• **Work to complete**
Look for the word "Speed" in the entries below, then copy every line that has it.

(Records from a collection of figures)

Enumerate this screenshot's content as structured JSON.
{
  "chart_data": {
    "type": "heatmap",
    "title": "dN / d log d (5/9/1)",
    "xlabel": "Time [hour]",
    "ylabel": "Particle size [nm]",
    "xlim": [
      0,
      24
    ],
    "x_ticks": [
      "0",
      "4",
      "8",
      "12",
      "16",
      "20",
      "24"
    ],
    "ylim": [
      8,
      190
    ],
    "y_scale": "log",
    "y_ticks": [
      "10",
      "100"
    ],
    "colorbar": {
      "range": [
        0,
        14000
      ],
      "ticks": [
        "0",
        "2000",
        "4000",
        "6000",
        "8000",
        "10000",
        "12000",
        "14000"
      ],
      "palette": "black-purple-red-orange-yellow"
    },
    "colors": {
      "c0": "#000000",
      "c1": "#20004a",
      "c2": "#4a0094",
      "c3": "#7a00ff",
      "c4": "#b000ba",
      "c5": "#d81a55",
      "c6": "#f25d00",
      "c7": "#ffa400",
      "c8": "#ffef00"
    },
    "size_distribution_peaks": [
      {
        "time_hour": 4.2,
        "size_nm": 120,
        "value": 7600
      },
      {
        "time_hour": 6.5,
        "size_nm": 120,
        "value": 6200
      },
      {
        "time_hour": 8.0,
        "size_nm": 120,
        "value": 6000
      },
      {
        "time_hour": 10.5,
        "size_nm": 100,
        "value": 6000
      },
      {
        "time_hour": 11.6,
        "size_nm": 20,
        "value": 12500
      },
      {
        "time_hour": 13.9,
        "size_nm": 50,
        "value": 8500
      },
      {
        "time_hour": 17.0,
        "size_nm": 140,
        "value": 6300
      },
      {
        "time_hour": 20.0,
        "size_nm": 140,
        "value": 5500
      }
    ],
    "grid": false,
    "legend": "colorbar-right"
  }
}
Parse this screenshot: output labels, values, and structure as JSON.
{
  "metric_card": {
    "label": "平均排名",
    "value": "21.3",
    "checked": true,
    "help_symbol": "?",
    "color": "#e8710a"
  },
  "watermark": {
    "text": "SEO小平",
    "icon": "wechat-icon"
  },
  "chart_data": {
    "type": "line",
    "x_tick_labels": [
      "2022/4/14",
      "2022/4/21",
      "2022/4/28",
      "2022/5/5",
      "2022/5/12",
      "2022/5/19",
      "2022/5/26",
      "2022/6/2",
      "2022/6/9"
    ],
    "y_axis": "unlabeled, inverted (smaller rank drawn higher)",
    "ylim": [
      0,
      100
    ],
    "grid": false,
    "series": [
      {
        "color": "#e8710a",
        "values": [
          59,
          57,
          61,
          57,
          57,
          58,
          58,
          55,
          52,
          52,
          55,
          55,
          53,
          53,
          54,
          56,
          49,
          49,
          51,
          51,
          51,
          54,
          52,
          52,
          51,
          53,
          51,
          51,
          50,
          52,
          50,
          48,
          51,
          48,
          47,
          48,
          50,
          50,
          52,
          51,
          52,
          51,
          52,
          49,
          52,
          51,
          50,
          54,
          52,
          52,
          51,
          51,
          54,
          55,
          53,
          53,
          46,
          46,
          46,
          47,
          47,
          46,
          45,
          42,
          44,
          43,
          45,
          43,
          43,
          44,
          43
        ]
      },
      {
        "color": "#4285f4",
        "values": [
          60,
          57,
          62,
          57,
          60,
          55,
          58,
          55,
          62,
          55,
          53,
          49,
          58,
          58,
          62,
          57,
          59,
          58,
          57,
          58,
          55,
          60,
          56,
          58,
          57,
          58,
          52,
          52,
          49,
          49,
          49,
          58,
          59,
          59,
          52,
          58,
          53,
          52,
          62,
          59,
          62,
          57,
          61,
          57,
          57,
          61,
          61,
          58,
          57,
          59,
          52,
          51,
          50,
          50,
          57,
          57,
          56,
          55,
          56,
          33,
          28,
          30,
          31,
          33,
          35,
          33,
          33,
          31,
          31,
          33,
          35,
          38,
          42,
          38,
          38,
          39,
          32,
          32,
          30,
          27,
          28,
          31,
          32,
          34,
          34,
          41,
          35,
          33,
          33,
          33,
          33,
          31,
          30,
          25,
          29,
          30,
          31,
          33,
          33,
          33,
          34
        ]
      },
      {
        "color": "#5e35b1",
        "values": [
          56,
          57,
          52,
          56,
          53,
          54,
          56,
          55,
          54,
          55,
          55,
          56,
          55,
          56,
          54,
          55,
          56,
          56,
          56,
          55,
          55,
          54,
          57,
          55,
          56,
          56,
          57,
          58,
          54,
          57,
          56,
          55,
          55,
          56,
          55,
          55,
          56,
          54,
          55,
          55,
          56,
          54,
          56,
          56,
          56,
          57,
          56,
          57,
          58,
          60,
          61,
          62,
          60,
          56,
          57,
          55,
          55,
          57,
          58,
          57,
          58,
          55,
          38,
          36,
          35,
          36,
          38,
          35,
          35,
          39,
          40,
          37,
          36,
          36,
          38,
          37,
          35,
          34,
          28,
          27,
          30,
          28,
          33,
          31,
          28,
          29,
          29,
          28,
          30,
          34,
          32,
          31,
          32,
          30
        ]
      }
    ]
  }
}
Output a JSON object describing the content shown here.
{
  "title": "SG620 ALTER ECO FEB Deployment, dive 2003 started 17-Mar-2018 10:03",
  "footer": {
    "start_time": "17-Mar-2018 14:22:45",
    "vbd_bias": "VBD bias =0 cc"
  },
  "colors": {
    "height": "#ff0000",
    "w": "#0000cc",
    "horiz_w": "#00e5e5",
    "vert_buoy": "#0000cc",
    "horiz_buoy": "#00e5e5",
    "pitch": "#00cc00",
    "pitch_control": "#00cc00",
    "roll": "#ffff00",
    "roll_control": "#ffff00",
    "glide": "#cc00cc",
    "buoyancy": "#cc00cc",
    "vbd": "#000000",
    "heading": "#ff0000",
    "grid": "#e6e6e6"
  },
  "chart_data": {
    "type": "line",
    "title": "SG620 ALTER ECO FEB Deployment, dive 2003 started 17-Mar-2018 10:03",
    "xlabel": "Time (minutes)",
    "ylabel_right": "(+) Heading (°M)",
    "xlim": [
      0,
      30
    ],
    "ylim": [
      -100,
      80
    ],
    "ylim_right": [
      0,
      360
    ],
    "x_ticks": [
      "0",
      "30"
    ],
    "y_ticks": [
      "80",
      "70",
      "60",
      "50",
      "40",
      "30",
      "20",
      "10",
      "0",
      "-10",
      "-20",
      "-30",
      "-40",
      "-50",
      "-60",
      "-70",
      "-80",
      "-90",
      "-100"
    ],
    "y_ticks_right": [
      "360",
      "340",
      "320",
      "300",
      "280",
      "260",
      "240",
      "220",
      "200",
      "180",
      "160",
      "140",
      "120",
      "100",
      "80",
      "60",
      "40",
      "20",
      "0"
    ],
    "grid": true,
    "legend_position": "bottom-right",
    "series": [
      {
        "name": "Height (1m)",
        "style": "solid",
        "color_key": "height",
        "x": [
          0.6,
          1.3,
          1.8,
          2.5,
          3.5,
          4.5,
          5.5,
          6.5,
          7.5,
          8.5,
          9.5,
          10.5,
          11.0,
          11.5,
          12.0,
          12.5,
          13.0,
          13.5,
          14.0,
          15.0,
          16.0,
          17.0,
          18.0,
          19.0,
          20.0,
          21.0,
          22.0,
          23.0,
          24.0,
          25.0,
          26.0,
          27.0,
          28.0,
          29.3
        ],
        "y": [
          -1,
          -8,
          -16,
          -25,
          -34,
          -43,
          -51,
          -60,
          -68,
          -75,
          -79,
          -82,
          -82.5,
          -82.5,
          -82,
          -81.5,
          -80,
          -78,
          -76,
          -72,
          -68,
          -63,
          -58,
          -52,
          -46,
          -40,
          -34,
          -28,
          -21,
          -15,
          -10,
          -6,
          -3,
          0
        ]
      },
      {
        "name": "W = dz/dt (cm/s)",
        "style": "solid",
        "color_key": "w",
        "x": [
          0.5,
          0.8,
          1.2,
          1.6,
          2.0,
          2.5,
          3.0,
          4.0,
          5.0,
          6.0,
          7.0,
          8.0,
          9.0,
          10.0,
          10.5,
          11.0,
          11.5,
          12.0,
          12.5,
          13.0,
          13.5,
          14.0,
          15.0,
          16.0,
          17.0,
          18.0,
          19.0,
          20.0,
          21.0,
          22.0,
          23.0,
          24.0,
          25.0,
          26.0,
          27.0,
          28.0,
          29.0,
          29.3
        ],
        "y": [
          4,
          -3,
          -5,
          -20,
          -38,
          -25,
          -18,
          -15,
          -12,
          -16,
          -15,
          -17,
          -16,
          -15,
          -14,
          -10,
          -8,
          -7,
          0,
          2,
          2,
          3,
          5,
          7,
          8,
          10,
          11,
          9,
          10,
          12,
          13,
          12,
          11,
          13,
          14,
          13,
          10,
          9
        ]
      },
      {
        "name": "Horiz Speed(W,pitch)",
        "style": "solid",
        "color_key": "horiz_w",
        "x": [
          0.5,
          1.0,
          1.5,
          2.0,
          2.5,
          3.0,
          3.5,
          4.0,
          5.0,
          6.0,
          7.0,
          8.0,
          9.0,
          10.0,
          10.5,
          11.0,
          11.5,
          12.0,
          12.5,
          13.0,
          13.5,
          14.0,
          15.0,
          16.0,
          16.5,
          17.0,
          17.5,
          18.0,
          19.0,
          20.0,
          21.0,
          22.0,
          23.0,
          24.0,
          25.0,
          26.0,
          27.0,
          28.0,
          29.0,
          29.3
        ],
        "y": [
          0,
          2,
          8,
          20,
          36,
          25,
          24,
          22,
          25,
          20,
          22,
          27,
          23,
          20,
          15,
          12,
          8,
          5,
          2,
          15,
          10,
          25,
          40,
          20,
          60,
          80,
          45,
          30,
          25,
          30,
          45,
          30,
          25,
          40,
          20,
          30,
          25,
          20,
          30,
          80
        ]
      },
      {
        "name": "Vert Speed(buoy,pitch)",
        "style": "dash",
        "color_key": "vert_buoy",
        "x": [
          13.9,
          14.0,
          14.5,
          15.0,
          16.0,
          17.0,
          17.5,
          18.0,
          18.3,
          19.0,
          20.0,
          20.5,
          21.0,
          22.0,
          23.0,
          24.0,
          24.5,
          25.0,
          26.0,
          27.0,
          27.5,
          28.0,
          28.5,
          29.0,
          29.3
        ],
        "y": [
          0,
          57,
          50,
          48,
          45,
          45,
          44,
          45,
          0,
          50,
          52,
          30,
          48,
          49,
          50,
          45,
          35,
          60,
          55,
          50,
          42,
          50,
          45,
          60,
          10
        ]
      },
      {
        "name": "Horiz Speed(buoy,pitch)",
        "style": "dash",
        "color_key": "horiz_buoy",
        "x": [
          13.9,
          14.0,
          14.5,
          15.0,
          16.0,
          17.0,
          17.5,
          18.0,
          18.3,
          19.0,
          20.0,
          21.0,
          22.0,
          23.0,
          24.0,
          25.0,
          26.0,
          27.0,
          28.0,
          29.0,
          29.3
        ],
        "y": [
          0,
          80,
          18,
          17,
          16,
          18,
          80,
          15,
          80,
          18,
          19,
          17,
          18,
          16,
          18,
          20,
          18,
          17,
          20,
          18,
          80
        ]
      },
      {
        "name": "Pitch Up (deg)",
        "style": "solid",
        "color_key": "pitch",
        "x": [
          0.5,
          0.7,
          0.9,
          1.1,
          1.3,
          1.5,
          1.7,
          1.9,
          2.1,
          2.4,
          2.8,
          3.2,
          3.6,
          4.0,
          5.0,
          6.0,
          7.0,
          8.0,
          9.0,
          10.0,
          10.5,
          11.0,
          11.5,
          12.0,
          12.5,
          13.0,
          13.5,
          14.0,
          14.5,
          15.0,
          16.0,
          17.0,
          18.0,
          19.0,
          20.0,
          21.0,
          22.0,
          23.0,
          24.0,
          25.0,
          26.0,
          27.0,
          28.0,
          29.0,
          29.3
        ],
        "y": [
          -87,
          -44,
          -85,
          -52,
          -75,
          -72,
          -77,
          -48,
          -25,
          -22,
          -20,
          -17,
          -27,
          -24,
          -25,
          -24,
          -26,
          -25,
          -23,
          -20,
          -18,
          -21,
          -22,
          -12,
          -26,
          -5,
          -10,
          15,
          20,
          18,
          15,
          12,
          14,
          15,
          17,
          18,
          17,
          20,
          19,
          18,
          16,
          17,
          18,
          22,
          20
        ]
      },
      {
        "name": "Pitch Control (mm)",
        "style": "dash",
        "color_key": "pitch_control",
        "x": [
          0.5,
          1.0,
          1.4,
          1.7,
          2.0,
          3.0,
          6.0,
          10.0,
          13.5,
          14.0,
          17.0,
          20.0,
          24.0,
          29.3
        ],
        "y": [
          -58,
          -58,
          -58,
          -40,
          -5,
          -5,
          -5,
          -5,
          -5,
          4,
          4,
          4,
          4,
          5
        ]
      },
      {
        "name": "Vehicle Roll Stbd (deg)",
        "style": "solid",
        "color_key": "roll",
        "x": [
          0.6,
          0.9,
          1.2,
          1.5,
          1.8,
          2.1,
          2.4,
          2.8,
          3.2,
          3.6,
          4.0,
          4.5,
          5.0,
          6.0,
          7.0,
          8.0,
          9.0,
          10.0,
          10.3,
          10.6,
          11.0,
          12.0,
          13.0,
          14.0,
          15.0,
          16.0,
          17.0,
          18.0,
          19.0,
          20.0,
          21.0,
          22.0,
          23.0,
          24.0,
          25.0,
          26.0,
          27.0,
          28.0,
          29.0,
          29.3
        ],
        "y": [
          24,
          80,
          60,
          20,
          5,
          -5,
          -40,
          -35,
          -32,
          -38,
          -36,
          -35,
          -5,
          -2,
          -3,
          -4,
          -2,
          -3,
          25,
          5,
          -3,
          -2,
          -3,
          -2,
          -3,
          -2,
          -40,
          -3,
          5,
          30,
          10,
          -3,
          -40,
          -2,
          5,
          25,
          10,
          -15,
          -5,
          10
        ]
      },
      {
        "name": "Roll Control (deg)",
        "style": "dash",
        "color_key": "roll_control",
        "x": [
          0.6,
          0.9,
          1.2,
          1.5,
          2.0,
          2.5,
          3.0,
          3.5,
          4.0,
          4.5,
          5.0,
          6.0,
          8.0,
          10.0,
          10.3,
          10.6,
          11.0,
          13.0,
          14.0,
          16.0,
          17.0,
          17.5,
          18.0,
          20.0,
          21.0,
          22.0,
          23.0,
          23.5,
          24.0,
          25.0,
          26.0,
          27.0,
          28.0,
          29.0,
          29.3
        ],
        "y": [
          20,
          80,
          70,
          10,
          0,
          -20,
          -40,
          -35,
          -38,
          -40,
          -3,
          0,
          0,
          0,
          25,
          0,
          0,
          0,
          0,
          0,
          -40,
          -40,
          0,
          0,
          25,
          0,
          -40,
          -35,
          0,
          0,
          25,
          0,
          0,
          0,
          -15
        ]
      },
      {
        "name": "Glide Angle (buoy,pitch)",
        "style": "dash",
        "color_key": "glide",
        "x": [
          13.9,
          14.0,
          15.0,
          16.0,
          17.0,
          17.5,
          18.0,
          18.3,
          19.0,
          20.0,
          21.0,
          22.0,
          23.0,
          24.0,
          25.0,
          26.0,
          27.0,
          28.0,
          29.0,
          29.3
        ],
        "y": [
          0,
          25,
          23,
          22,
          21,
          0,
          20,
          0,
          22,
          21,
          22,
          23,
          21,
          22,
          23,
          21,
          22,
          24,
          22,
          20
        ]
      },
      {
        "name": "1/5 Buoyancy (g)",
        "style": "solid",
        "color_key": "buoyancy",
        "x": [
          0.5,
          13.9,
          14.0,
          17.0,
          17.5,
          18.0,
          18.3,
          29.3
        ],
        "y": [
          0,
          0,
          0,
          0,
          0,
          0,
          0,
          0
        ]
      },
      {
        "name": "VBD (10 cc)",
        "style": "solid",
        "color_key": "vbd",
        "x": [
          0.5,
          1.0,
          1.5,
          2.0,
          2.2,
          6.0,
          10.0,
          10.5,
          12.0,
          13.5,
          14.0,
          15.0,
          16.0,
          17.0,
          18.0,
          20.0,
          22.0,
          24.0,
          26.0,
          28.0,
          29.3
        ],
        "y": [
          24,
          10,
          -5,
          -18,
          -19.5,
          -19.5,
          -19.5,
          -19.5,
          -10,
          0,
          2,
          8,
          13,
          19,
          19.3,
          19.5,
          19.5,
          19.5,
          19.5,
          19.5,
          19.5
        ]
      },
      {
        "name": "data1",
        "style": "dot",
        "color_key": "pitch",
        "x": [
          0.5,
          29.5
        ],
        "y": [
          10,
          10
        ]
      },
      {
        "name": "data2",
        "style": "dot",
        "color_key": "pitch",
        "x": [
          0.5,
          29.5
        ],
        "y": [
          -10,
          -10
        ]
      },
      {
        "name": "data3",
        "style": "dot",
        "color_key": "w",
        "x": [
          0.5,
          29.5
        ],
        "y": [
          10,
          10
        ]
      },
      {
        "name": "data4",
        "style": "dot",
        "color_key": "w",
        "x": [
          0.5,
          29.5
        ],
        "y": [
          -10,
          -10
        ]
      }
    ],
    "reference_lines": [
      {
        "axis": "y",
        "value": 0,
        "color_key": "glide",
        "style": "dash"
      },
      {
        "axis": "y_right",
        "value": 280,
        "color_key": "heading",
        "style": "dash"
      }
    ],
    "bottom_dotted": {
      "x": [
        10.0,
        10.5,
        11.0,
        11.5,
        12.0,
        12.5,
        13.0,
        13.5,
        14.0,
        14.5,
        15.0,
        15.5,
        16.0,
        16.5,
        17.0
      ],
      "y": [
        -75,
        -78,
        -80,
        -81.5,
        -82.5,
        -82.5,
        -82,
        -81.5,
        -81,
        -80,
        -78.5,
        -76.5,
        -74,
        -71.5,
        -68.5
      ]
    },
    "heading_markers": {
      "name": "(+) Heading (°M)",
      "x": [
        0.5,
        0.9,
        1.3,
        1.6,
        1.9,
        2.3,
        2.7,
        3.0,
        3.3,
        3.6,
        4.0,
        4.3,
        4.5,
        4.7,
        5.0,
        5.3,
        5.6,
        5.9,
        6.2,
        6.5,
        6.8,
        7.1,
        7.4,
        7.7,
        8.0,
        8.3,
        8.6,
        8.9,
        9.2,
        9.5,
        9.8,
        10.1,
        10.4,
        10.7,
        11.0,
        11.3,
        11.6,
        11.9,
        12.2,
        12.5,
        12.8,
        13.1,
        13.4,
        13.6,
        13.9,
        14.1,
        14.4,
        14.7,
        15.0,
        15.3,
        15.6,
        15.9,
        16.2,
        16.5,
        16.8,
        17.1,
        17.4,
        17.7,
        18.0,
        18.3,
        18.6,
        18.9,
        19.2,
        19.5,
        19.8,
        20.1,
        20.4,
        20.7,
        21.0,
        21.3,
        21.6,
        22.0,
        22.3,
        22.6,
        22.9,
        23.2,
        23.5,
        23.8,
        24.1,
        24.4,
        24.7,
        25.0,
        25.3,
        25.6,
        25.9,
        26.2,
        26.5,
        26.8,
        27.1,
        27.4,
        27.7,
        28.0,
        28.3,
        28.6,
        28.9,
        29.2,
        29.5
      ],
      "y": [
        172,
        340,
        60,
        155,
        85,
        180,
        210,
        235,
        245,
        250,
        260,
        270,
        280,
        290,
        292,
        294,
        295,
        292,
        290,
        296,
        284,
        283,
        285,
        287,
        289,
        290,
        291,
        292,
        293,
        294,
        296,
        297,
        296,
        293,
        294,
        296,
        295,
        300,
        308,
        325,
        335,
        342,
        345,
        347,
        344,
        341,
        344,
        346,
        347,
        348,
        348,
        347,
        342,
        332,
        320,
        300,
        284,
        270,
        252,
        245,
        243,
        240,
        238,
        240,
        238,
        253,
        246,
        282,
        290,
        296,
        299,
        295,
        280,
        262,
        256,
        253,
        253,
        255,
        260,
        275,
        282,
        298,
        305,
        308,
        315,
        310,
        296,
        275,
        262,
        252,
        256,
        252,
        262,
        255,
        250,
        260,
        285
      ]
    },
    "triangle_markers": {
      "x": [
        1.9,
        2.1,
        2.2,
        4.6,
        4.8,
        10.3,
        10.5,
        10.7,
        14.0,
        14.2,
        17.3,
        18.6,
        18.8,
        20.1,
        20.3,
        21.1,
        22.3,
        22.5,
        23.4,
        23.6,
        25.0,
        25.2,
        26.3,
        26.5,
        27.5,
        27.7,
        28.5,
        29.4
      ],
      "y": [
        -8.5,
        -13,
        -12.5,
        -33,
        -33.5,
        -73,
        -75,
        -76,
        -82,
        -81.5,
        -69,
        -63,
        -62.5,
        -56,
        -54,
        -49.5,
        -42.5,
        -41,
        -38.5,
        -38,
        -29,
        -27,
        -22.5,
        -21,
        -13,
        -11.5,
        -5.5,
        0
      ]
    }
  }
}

• **Answer below**
        "name": "Horiz Speed(W,pitch)",
        "name": "Vert Speed(buoy,pitch)",
        "name": "Horiz Speed(buoy,pitch)",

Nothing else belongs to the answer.